◆ To be done ◆
What lines of the data include the string "duration"? Copy them all.
▬▬▬▬▬▬
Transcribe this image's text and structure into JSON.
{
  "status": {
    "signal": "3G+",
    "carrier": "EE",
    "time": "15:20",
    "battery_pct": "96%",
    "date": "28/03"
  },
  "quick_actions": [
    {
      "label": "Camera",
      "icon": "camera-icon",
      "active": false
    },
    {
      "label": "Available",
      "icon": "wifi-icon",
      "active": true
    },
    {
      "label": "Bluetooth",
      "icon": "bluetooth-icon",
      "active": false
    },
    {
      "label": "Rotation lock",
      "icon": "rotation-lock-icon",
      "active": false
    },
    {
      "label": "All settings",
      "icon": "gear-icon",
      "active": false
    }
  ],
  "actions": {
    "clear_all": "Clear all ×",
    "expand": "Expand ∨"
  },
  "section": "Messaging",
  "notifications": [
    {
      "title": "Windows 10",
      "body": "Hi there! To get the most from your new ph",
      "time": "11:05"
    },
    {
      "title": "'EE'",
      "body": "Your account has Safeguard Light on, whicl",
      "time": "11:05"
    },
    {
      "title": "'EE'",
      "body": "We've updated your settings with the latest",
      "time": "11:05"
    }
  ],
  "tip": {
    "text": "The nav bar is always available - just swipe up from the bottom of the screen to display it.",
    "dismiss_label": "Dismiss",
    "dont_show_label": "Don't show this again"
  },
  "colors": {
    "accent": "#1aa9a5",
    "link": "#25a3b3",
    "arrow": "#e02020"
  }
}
▬▬▬▬▬▬
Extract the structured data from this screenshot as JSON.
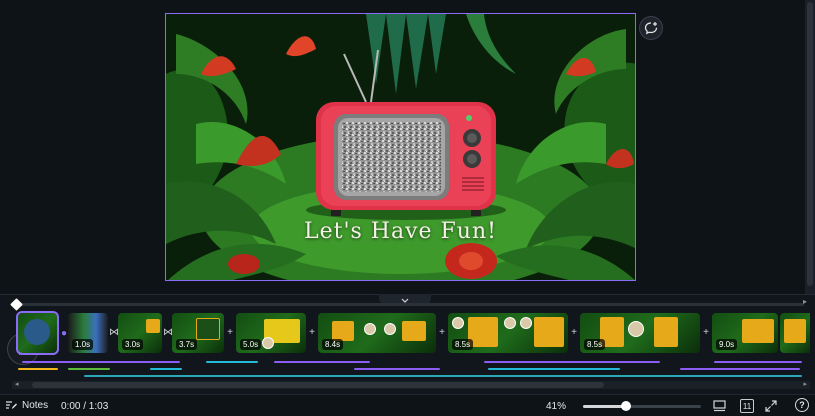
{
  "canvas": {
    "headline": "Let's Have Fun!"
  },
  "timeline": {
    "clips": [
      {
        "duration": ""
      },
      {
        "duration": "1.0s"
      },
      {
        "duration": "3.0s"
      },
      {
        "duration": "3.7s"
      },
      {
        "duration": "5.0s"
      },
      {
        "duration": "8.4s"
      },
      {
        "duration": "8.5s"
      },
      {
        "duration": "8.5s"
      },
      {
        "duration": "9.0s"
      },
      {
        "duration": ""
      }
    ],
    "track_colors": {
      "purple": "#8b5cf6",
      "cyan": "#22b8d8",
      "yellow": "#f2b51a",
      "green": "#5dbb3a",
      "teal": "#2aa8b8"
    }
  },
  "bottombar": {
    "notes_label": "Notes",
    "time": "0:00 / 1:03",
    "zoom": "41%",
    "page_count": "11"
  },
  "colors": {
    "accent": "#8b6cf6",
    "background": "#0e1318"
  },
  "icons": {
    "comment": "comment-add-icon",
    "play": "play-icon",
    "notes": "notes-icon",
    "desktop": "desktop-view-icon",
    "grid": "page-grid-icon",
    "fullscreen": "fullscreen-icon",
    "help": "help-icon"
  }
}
▬▬▬▬▬▬
◆ Task solution ◆
        "duration": ""
        "duration": "1.0s"
        "duration": "3.0s"
        "duration": "3.7s"
        "duration": "5.0s"
        "duration": "8.4s"
        "duration": "8.5s"
        "duration": "8.5s"
        "duration": "9.0s"
        "duration": ""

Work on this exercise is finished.